Enunciado da tarefa:
Dê continuidade ao texto sobre Gleisi Hoffmann e o PT, começando logo após a última frase apresentada.

Trecho do texto:
-------------------------

Gleisi, a Amante, comprova: o PT nada aprendeu

Em mais um de seus discursos pirotécnicos, a “presidenta” do PT e candidata a “detenta” por ser ré da Lava Jato, Gleisi Narizinho Hoffmann arrotou: eventual condenação de Lula será “um ato político” que visa a impedir sua volta à presidência, ato que “não reconheceremos”; se consumado, “recorreremos aos órgãos internacionais” para revertê-lo. Leia aqui

Assim, Gleisi, a Amante (este é seu codnome no submundo do crime organizado do colarinho branco) mostra que, depois de tudo – mensalão, Lava Jato, Zelotes, etc. e tal – seu partido, que sistematizou a corrupção como nunca antes na história deste país, não aprendeu nada. Age como se fosse uma vestal, insurgindo-se contra os fatos e a Justiça, tratando os seus bandidos como “guerreiros do povo brasileiro” e tentando impor seu projeto de poder a ferro e fogo.

Lula responde, por enquanto, a cinco processos por corrupção, lavagem de dinheiro, tráfico de influência, obstrução da Justiça (esqueci algo?) e está na iminência de receber a sentença do juiz Sérgio Moro num deles. O de tráfico de influência concluiu a fase de instrução. Há mais uma denúncia contra ele (sítio de Atibaia) e investigações adiantadas sobre as “palestras”, forma que, suspeitam os investigadores, utilizou para disfarçar o recebimento de propina.

-------------------------

Entradas do conjunto de dados:
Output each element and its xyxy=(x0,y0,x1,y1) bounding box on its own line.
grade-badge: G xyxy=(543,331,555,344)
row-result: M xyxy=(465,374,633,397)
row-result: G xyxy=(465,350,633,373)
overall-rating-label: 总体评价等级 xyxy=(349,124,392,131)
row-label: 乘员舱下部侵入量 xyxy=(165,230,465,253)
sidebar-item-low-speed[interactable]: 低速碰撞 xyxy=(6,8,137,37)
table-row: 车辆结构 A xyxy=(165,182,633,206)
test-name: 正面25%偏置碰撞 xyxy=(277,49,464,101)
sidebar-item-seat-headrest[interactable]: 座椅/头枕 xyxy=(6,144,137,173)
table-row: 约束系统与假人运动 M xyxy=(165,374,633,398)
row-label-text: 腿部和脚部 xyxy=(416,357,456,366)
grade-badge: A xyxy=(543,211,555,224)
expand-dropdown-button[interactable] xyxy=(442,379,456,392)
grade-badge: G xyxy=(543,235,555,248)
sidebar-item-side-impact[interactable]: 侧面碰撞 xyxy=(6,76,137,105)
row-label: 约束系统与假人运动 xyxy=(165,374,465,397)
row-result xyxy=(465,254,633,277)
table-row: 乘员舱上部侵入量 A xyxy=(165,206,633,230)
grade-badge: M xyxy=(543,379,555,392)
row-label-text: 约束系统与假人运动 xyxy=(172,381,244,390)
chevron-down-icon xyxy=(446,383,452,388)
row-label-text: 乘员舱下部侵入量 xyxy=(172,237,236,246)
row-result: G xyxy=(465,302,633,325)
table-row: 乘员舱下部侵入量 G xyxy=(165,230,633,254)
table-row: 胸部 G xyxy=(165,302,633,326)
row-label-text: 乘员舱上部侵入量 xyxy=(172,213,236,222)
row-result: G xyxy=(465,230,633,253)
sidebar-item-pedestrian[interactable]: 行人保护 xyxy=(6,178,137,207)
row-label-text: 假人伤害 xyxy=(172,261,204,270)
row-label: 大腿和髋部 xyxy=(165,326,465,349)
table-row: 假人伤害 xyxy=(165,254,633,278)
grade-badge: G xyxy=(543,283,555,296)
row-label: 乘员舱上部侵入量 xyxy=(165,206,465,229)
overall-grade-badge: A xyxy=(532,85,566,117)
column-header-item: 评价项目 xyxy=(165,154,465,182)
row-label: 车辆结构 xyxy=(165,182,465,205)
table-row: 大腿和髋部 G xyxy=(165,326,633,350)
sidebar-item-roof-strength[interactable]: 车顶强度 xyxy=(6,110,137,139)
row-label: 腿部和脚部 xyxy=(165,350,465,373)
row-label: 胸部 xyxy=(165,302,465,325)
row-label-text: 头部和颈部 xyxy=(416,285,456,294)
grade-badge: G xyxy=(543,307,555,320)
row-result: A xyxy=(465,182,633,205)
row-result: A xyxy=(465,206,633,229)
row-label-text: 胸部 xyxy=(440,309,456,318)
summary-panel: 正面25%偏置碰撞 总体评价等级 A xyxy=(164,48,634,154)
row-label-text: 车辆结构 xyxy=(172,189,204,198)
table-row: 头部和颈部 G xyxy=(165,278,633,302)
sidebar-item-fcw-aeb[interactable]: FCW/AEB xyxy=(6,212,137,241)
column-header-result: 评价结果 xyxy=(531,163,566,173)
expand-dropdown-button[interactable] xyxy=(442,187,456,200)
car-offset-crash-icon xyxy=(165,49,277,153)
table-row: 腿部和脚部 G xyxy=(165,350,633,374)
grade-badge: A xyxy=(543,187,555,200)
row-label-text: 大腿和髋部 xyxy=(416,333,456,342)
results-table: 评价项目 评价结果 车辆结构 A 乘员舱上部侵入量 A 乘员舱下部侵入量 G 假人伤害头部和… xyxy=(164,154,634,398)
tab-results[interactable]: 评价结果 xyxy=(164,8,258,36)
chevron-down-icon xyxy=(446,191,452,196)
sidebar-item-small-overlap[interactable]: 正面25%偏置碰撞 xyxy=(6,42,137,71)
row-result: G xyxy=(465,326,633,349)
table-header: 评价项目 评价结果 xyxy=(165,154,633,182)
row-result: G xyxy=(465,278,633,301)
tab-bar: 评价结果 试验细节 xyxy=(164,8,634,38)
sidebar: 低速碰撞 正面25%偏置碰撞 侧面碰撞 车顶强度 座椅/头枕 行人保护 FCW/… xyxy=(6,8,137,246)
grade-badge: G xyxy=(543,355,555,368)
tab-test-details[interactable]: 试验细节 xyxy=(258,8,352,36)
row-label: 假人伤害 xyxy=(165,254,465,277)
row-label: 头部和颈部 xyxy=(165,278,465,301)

-------------------------

Resposta do exercício:
Recorrer a órgãos internacionais, que balela é essa? Outra demonstração de que a Amante e e o PT são incapazes de aprender. Pois recorreram à imprensa e governos internacionais para impedir a deposição de Dilma e apelaram à OEA e ONU para evitar o julgamento de Lula, apresentando-o como vítima de uma “caçada judicial” com fins políticos, e o que obtiveram? O silêncio. Pois essas organizações (e governos) não têm competência para interferir nos poderes judiciário e legislativo alheio.

Gleisi Hoffmann, a Amante e coveira do PT, está cumprindo fielmente sua tarefa: a cada manifestação, joga mais uma pá de cal no corpo insepulto de seu partido.